# SHORT PROBLEM:
Give every line below again, exactly.

# ENTRIES SUPPLIED:
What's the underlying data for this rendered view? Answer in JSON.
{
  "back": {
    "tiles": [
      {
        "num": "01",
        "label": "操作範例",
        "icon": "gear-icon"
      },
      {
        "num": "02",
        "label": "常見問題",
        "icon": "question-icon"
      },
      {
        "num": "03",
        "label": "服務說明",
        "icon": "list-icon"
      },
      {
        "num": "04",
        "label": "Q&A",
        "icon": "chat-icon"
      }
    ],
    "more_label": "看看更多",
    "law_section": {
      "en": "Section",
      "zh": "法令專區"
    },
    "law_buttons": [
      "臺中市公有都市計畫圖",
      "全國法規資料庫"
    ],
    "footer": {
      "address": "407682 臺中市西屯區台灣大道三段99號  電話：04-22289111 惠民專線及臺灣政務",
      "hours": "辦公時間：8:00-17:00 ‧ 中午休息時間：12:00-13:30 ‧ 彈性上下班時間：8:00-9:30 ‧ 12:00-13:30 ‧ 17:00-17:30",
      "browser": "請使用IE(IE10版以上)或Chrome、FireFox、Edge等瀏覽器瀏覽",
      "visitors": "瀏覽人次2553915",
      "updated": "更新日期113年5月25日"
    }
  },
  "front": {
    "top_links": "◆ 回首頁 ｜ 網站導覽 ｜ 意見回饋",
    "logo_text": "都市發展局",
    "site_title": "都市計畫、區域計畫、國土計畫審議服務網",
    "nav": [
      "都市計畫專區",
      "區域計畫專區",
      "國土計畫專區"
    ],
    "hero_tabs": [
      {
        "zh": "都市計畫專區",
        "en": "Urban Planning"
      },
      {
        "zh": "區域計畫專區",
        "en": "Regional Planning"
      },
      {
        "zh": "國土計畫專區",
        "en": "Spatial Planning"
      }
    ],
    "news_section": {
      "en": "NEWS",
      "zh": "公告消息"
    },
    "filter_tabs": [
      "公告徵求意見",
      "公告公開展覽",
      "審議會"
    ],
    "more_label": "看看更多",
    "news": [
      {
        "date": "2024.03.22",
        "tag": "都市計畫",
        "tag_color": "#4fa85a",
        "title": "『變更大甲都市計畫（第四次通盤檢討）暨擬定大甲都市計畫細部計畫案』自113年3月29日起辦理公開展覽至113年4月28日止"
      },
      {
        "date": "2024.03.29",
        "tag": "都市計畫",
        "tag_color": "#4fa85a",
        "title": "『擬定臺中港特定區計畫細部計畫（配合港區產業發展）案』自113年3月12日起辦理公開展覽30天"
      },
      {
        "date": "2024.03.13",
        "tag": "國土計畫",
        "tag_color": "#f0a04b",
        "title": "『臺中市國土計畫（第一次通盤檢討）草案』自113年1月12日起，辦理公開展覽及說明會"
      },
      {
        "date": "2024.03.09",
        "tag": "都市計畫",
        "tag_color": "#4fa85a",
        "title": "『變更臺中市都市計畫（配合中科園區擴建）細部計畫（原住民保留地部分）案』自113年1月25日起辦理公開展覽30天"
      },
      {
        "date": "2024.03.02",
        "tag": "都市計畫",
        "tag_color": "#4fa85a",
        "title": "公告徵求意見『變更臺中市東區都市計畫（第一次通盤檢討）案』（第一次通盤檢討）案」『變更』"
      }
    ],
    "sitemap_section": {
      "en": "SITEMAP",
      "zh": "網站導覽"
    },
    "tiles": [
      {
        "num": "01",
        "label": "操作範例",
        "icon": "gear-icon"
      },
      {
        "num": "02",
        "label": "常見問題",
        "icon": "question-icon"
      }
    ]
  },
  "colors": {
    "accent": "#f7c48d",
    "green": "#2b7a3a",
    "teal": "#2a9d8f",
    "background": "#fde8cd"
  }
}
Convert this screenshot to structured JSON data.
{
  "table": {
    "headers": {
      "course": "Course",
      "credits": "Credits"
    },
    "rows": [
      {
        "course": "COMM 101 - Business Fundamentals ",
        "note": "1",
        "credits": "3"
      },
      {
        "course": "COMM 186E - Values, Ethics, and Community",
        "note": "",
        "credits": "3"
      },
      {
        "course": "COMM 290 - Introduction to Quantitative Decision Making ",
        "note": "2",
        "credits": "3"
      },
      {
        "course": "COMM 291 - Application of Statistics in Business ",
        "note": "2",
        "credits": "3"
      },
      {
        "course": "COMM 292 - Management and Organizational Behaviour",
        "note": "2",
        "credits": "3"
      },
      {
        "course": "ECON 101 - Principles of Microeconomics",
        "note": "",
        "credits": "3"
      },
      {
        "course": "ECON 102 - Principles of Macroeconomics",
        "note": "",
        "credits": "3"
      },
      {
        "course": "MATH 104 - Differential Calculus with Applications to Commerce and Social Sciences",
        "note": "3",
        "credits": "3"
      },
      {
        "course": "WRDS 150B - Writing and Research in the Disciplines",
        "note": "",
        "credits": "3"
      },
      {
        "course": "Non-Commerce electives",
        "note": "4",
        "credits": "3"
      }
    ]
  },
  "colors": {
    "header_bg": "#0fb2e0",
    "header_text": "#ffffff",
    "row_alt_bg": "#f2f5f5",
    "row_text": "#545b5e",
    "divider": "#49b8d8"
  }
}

# TASK RESULT:
What's the underlying data for this rendered view? Answer in JSON.
{
  "back": {
    "tiles": [
      {
        "num": "01",
        "label": "操作範例",
        "icon": "gear-icon"
      },
      {
        "num": "02",
        "label": "常見問題",
        "icon": "question-icon"
      },
      {
        "num": "03",
        "label": "服務說明",
        "icon": "list-icon"
      },
      {
        "num": "04",
        "label": "Q&A",
        "icon": "chat-icon"
      }
    ],
    "more_label": "看看更多",
    "law_section": {
      "en": "Section",
      "zh": "法令專區"
    },
    "law_buttons": [
      "臺中市公有都市計畫圖",
      "全國法規資料庫"
    ],
    "footer": {
      "address": "407682 臺中市西屯區台灣大道三段99號  電話：04-22289111 惠民專線及臺灣政務",
      "hours": "辦公時間：8:00-17:00 ‧ 中午休息時間：12:00-13:30 ‧ 彈性上下班時間：8:00-9:30 ‧ 12:00-13:30 ‧ 17:00-17:30",
      "browser": "請使用IE(IE10版以上)或Chrome、FireFox、Edge等瀏覽器瀏覽",
      "visitors": "瀏覽人次2553915",
      "updated": "更新日期113年5月25日"
    }
  },
  "front": {
    "top_links": "◆ 回首頁 ｜ 網站導覽 ｜ 意見回饋",
    "logo_text": "都市發展局",
    "site_title": "都市計畫、區域計畫、國土計畫審議服務網",
    "nav": [
      "都市計畫專區",
      "區域計畫專區",
      "國土計畫專區"
    ],
    "hero_tabs": [
      {
        "zh": "都市計畫專區",
        "en": "Urban Planning"
      },
      {
        "zh": "區域計畫專區",
        "en": "Regional Planning"
      },
      {
        "zh": "國土計畫專區",
        "en": "Spatial Planning"
      }
    ],
    "news_section": {
      "en": "NEWS",
      "zh": "公告消息"
    },
    "filter_tabs": [
      "公告徵求意見",
      "公告公開展覽",
      "審議會"
    ],
    "more_label": "看看更多",
    "news": [
      {
        "date": "2024.03.22",
        "tag": "都市計畫",
        "tag_color": "#4fa85a",
        "title": "『變更大甲都市計畫（第四次通盤檢討）暨擬定大甲都市計畫細部計畫案』自113年3月29日起辦理公開展覽至113年4月28日止"
      },
      {
        "date": "2024.03.29",
        "tag": "都市計畫",
        "tag_color": "#4fa85a",
        "title": "『擬定臺中港特定區計畫細部計畫（配合港區產業發展）案』自113年3月12日起辦理公開展覽30天"
      },
      {
        "date": "2024.03.13",
        "tag": "國土計畫",
        "tag_color": "#f0a04b",
        "title": "『臺中市國土計畫（第一次通盤檢討）草案』自113年1月12日起，辦理公開展覽及說明會"
      },
      {
        "date": "2024.03.09",
        "tag": "都市計畫",
        "tag_color": "#4fa85a",
        "title": "『變更臺中市都市計畫（配合中科園區擴建）細部計畫（原住民保留地部分）案』自113年1月25日起辦理公開展覽30天"
      },
      {
        "date": "2024.03.02",
        "tag": "都市計畫",
        "tag_color": "#4fa85a",
        "title": "公告徵求意見『變更臺中市東區都市計畫（第一次通盤檢討）案』（第一次通盤檢討）案」『變更』"
      }
    ],
    "sitemap_section": {
      "en": "SITEMAP",
      "zh": "網站導覽"
    },
    "tiles": [
      {
        "num": "01",
        "label": "操作範例",
        "icon": "gear-icon"
      },
      {
        "num": "02",
        "label": "常見問題",
        "icon": "question-icon"
      }
    ]
  },
  "colors": {
    "accent": "#f7c48d",
    "green": "#2b7a3a",
    "teal": "#2a9d8f",
    "background": "#fde8cd"
  }
}
Convert this screenshot to structured JSON data.
{
  "table": {
    "headers": {
      "course": "Course",
      "credits": "Credits"
    },
    "rows": [
      {
        "course": "COMM 101 - Business Fundamentals ",
        "note": "1",
        "credits": "3"
      },
      {
        "course": "COMM 186E - Values, Ethics, and Community",
        "note": "",
        "credits": "3"
      },
      {
        "course": "COMM 290 - Introduction to Quantitative Decision Making ",
        "note": "2",
        "credits": "3"
      },
      {
        "course": "COMM 291 - Application of Statistics in Business ",
        "note": "2",
        "credits": "3"
      },
      {
        "course": "COMM 292 - Management and Organizational Behaviour",
        "note": "2",
        "credits": "3"
      },
      {
        "course": "ECON 101 - Principles of Microeconomics",
        "note": "",
        "credits": "3"
      },
      {
        "course": "ECON 102 - Principles of Macroeconomics",
        "note": "",
        "credits": "3"
      },
      {
        "course": "MATH 104 - Differential Calculus with Applications to Commerce and Social Sciences",
        "note": "3",
        "credits": "3"
      },
      {
        "course": "WRDS 150B - Writing and Research in the Disciplines",
        "note": "",
        "credits": "3"
      },
      {
        "course": "Non-Commerce electives",
        "note": "4",
        "credits": "3"
      }
    ]
  },
  "colors": {
    "header_bg": "#0fb2e0",
    "header_text": "#ffffff",
    "row_alt_bg": "#f2f5f5",
    "row_text": "#545b5e",
    "divider": "#49b8d8"
  }
}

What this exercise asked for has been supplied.